§ **Input for this task**
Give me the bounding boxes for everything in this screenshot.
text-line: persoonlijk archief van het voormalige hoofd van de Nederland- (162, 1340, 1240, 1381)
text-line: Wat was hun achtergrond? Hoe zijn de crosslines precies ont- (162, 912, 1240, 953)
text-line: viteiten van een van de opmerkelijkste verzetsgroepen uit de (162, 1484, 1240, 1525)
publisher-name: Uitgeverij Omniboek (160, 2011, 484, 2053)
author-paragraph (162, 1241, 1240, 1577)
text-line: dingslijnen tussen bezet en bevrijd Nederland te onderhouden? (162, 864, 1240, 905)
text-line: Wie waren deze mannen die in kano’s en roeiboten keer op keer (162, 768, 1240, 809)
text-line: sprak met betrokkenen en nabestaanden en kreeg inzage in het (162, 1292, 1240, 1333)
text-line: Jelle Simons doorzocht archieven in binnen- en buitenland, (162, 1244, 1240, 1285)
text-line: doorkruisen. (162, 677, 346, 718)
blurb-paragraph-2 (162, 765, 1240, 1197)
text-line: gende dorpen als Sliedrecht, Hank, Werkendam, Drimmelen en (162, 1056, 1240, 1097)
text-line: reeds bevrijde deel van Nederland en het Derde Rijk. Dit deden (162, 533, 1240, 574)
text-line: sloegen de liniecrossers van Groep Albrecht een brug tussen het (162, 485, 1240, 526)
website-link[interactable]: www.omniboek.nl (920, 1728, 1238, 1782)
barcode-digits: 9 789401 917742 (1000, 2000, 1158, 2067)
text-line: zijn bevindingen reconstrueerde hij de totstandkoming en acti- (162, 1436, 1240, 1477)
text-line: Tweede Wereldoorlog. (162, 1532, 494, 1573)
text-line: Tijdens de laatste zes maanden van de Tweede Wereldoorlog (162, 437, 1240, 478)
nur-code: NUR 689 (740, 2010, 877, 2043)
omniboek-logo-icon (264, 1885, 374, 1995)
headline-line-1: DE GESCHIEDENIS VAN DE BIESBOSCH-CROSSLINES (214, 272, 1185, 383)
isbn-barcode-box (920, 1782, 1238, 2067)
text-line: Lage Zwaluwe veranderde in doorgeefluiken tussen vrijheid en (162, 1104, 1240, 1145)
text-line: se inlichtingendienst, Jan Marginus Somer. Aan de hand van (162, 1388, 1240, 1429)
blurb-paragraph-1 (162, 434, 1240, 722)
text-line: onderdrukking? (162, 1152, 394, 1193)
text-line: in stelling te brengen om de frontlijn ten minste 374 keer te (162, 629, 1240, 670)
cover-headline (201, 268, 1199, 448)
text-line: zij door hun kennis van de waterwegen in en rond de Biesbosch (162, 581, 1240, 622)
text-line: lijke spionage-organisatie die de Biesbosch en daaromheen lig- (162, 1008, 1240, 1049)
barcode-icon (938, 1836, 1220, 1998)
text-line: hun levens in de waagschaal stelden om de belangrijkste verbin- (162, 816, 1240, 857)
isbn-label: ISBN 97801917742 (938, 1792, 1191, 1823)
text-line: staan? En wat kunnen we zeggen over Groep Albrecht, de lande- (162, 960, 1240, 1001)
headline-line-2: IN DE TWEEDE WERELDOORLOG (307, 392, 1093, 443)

§ **Work instructions**
Return the rows from the first one through the line containing "text-line: onderdrukking? (162, 1152, 394, 1193)", including both ends, copied verbatim.

§ **Result for this task**
Give me the bounding boxes for everything in this screenshot.
text-line: persoonlijk archief van het voormalige hoofd van de Nederland- (162, 1340, 1240, 1381)
text-line: Wat was hun achtergrond? Hoe zijn de crosslines precies ont- (162, 912, 1240, 953)
text-line: viteiten van een van de opmerkelijkste verzetsgroepen uit de (162, 1484, 1240, 1525)
publisher-name: Uitgeverij Omniboek (160, 2011, 484, 2053)
author-paragraph (162, 1241, 1240, 1577)
text-line: dingslijnen tussen bezet en bevrijd Nederland te onderhouden? (162, 864, 1240, 905)
text-line: Wie waren deze mannen die in kano’s en roeiboten keer op keer (162, 768, 1240, 809)
text-line: sprak met betrokkenen en nabestaanden en kreeg inzage in het (162, 1292, 1240, 1333)
text-line: Jelle Simons doorzocht archieven in binnen- en buitenland, (162, 1244, 1240, 1285)
text-line: doorkruisen. (162, 677, 346, 718)
blurb-paragraph-2 (162, 765, 1240, 1197)
text-line: gende dorpen als Sliedrecht, Hank, Werkendam, Drimmelen en (162, 1056, 1240, 1097)
text-line: reeds bevrijde deel van Nederland en het Derde Rijk. Dit deden (162, 533, 1240, 574)
text-line: sloegen de liniecrossers van Groep Albrecht een brug tussen het (162, 485, 1240, 526)
website-link[interactable]: www.omniboek.nl (920, 1728, 1238, 1782)
barcode-digits: 9 789401 917742 (1000, 2000, 1158, 2067)
text-line: zijn bevindingen reconstrueerde hij de totstandkoming en acti- (162, 1436, 1240, 1477)
text-line: Tweede Wereldoorlog. (162, 1532, 494, 1573)
text-line: Tijdens de laatste zes maanden van de Tweede Wereldoorlog (162, 437, 1240, 478)
nur-code: NUR 689 (740, 2010, 877, 2043)
omniboek-logo-icon (264, 1885, 374, 1995)
headline-line-1: DE GESCHIEDENIS VAN DE BIESBOSCH-CROSSLINES (214, 272, 1185, 383)
isbn-barcode-box (920, 1782, 1238, 2067)
text-line: Lage Zwaluwe veranderde in doorgeefluiken tussen vrijheid en (162, 1104, 1240, 1145)
text-line: se inlichtingendienst, Jan Marginus Somer. Aan de hand van (162, 1388, 1240, 1429)
blurb-paragraph-1 (162, 434, 1240, 722)
text-line: onderdrukking? (162, 1152, 394, 1193)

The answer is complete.